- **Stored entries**

○ ○ ○ ○ ○ ○ ○

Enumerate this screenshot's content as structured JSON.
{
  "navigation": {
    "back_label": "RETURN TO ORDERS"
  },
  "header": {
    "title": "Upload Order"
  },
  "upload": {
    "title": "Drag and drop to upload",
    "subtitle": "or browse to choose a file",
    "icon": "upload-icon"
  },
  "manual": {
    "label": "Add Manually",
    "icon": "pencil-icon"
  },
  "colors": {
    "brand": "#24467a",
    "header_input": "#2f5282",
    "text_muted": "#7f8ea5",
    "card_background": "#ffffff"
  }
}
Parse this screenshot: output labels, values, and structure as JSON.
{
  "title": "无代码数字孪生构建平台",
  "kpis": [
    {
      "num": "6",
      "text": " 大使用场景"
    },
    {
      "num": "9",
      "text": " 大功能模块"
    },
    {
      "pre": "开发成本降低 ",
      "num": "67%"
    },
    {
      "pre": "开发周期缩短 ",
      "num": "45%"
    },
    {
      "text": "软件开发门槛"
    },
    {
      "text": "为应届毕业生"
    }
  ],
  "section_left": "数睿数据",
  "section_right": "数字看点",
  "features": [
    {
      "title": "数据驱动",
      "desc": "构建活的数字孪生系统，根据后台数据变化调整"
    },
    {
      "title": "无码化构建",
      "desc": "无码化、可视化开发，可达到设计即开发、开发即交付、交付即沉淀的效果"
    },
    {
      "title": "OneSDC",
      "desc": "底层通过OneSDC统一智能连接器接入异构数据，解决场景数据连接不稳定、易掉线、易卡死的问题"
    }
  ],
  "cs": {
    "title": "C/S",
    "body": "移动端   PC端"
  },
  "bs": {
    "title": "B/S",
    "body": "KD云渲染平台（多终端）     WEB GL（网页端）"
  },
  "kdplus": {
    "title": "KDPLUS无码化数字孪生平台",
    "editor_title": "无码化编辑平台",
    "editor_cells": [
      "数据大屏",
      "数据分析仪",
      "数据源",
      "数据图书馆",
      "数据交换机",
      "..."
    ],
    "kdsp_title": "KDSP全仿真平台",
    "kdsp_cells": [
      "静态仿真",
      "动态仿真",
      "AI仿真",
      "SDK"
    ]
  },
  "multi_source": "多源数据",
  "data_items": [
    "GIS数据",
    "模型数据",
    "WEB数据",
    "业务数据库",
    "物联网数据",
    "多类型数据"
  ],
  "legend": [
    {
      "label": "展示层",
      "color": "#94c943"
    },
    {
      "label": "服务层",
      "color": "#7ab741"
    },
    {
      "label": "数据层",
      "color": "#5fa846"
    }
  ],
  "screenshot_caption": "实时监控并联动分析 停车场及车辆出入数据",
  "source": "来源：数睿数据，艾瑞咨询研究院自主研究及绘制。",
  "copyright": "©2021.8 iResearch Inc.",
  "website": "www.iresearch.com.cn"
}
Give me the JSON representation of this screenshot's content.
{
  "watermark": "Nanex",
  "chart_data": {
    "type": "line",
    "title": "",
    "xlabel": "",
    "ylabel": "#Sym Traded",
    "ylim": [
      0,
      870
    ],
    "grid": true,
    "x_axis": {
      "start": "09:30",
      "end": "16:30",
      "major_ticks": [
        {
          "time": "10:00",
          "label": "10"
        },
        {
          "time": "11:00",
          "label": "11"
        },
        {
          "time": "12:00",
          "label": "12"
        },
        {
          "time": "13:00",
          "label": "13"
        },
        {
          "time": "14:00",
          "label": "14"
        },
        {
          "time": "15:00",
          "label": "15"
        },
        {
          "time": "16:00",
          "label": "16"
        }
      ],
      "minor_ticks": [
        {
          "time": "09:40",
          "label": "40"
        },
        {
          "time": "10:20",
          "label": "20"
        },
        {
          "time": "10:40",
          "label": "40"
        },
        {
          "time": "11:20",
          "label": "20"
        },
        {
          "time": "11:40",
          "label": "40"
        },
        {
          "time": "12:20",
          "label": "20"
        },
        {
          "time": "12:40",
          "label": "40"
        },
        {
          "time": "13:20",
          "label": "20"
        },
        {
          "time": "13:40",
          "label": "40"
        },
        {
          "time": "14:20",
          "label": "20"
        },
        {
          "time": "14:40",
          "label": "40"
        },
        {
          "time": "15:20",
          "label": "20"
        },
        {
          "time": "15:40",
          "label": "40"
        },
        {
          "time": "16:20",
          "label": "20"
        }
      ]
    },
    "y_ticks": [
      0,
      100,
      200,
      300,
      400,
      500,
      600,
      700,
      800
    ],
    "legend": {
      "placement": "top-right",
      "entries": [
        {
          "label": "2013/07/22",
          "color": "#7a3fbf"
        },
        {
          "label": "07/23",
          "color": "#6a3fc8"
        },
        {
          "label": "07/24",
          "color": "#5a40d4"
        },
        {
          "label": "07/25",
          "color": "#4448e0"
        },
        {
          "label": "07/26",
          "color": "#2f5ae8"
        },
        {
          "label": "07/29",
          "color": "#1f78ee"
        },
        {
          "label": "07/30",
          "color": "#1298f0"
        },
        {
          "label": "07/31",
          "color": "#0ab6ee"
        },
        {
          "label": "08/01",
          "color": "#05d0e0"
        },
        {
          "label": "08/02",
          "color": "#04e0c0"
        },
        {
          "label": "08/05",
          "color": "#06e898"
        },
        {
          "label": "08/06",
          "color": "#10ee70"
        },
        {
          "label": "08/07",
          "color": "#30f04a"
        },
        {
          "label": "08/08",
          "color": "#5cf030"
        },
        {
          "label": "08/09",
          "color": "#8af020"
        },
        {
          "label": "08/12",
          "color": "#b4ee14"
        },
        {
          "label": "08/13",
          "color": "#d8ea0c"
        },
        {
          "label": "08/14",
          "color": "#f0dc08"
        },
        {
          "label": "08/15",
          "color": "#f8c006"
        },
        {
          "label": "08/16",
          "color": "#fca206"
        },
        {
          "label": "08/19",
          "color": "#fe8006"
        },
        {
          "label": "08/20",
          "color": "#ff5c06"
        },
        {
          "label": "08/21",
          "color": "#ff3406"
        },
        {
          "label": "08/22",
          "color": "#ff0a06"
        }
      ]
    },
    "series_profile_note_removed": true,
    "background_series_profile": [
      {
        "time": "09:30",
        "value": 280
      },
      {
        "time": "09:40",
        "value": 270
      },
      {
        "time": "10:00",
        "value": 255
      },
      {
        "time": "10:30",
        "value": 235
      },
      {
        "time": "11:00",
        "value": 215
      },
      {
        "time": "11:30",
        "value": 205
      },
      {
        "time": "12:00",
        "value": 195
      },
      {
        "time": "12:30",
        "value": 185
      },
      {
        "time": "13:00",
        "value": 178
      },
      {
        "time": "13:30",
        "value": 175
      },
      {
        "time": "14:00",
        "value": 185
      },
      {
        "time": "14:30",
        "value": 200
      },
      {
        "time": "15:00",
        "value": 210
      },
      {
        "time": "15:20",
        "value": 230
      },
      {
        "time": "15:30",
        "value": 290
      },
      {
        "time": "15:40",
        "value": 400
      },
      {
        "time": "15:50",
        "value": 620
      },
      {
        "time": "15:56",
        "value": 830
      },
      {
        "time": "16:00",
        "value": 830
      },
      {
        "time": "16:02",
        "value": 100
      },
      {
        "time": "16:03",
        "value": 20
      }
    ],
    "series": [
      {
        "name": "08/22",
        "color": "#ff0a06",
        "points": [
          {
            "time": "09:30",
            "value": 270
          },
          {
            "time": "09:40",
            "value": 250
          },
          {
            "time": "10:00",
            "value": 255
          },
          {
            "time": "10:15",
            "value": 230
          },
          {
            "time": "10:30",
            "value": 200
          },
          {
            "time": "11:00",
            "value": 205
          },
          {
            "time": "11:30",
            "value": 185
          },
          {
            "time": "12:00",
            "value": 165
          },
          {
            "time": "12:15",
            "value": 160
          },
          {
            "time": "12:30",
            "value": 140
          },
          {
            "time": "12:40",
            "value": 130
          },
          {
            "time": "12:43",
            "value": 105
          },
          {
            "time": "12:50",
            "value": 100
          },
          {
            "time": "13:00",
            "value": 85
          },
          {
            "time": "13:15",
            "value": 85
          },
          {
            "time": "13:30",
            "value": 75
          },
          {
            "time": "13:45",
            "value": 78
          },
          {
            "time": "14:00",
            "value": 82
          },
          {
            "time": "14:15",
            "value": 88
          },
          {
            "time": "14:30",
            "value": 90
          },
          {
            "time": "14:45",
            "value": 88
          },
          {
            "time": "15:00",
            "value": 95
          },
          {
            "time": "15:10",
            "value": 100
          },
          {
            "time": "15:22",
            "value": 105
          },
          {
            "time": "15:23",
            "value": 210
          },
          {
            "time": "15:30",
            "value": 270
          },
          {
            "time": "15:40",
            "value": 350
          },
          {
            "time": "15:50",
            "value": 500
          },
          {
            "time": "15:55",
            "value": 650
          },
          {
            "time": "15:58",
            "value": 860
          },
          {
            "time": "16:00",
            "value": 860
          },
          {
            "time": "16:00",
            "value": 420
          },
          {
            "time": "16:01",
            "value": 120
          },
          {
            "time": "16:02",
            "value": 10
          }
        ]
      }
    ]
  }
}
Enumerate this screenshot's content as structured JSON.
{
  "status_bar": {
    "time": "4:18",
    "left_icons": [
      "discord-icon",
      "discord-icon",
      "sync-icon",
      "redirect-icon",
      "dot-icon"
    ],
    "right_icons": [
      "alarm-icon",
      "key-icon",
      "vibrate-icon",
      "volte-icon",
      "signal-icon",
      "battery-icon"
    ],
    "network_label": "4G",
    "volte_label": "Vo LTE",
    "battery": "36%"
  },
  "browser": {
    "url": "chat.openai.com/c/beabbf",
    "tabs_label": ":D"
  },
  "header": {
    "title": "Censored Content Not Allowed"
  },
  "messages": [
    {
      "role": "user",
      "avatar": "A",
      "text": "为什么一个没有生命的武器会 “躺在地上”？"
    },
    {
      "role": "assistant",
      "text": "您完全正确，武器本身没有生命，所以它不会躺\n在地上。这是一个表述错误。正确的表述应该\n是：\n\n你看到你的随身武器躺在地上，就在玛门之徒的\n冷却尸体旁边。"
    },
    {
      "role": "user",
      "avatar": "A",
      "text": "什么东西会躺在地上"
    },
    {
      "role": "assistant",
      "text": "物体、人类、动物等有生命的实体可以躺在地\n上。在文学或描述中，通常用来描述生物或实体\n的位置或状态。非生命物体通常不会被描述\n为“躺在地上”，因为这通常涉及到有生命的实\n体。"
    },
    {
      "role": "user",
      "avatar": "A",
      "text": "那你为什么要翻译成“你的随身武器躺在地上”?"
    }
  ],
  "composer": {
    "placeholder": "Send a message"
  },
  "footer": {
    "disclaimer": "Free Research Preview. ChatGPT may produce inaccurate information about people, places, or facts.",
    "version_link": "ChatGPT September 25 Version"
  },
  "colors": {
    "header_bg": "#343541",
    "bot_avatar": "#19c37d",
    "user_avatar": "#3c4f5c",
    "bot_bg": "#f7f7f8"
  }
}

○ ○ ○ ○ ○ ○ ○

- **Task**
Where a line in the entries holds the word "body", copy that line.

- **Correct response**
    "body": "移动端   PC端"
    "body": "KD云渲染平台（多终端）     WEB GL（网页端）"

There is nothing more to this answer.